▶ **Provided text**
+ + + +
MEXICO CITY — InteSys Technologies Inc. is ramping up molding capabilities at its assembly-oriented maquiladora plant in northwestern Mexico and setting its sights more aggressively on that country's growing automotive market.
Separately, the custom injection molder and contract manufacturer this month sold its Gilbert, Ariz., headquarters facility for $22.5 million and immediately leased back the premises for up to 60 years.
``We made a decision [to invest] in what makes money rather than real estate,'' said Greg Layne, InteSys president and chief executive officer. ``We are trying to create a situation with a lot of liquidity [and a] different way of financing expansions,'' he said.
Some of that expansion is occurring now at the company's 3-year-old plant in Empalme, on Mexico's Pacific coast, about 275 miles due south of Tucson.
``At the beginning of 1999 we were running two presses, now we're running 10,'' Ian Alsop, the firm's Mexico operations director, said Feb. 12 at the Plastimagen show.
The Empalme plant currently houses 15 molding machines — most of which InteSys transferred from its Gilbert and Costa Mesa, Calif., plants. Those presses have clamp tonnages ranging from 40-400 tons, and some have been sitting idle for months.
The 220-employee Mexican plant now is ``validating four to five new molds per week — mostly for Chamberlain, but also for Motorola and soon for Nokia,'' said Alsop. The new molding business should boost employment at Empalme to between 300 and 350 by mid-1999, he said.
+ + + +
▶ **Required work**
- A) In the article about InteSys, how much did the company get for selling its Gilbert, Ariz., headquarters?
- B) Write the next part of the InteSys article, picking up after its last sentence.
+ + + +
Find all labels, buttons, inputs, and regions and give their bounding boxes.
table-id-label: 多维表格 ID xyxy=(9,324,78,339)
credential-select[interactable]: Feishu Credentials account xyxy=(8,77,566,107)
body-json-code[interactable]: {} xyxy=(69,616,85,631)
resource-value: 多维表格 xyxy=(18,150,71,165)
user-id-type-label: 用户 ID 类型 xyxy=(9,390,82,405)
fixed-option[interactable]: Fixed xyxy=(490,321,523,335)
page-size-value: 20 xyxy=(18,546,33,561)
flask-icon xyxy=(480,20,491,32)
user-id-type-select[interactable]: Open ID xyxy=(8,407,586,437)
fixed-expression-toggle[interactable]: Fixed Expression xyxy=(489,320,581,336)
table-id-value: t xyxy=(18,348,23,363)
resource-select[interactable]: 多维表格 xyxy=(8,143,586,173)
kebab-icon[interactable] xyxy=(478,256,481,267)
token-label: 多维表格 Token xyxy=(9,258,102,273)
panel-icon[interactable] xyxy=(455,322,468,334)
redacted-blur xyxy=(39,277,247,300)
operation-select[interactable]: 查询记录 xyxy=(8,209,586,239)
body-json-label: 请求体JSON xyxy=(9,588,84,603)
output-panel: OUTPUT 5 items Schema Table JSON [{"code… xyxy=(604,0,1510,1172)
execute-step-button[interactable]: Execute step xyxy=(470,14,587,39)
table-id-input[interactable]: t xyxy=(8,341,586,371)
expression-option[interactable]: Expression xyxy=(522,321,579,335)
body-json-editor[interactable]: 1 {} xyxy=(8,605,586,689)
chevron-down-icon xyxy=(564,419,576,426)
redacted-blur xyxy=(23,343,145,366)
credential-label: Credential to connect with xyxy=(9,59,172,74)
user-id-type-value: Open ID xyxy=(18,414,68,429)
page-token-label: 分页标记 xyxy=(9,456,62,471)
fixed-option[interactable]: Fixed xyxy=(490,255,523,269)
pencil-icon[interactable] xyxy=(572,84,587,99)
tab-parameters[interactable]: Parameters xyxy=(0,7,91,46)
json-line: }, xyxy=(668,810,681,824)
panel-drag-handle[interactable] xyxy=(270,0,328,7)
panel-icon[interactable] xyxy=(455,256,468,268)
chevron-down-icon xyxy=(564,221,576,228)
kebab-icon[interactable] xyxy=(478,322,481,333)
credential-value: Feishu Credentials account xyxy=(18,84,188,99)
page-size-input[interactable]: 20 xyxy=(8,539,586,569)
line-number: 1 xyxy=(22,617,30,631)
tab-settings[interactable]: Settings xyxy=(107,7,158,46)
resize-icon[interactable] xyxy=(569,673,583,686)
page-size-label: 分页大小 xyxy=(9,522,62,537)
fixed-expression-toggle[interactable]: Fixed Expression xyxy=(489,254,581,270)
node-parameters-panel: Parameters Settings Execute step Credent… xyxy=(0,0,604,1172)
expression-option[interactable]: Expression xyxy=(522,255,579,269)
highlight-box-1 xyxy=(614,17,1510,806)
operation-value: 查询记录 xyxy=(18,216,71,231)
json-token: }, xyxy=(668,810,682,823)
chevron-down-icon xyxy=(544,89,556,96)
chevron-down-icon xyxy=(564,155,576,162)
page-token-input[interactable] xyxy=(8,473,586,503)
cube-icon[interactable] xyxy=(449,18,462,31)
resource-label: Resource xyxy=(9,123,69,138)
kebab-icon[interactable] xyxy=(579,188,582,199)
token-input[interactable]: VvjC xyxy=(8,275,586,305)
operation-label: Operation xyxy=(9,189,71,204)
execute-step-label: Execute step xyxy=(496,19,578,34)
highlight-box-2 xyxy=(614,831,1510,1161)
+ + + +
▶ **List of answers**
- A) $22.5 million.

- B)
Chamberlain Group Inc. of Elmhurst, Ill., is a leading maker of garage-door openers, with a maquiladora plant in Nogales, Mexico, about 60 miles from Tucson, and currently represents the Empalme plant's biggest contract, according to Alsop. The InteSys maquila facility already holds some 90 Chamberlain molds, nearly all of which were transferred recently from the injection molder's headquarters plant in Gilbert. The Empalme plant will mold Chamberlain gear-box casings, lids, lenses, control panels, beeper controls and more, using nylon, ABS/SAN blends, and some polystyrene.
He said InteSys is guaranteed that business for the next six to seven years.
InteSys also has been doing some molding in Gilbert for longtime telecommunications customer Motorola Inc., but the Mexican facility is starting to take on some of that work, too. Workers at the Empalme plant are validating injection molds for Motorola cellular-phone cradles, and soon will add production of some cell-phone components for Finland's Nokia, as well.
Alsop said his firm's production of painted cellular phones for Nokia will remain in Gilbert, since Empalme currently does not have painting facilities.
Alsop said InteSys also recently secured a significant new contract to mold computer-chip retention modules for IBM Corp.
``We will start running two molds in Empalme within two weeks. We've got orders.'' He said the molds — an eight-cavity and a four-cavity — will need to be running nearly 80 percent of the time to fulfill that contract.
Such telecommunications and computer component work will continue to be InteSys' bread-and-butter work, but Alsop also has aggressive designs on another key industry.
``We're anticipating a lot more automotive work in Mexico. We're going for QS-9000 registration this year,'' he said.
InteSys — whose 1997 sales of $156 million placed it at No. 30 on Plastics News' 1998 ranking of North American injection molders — received a harsh lesson 15 months ago in the value of further broadening its customer base. Intel Inc., the Santa Clara, Calif.-based computer chip maker pulled a major molding program that sent the firm reeling. It had to cut staff and defend itself from rumors of bankruptcy.
Alsop said InteSys decided in early February to transfer from Gilbert to Empalme some existing molding work it does for a unit of Delphi Automotive Systems.
One reason InteSys exhibited at Plastimagen also was to raise its local profile as a molder. ``We want to open up the market here in Mexico, so the market knows we're here,'' explained Alsop.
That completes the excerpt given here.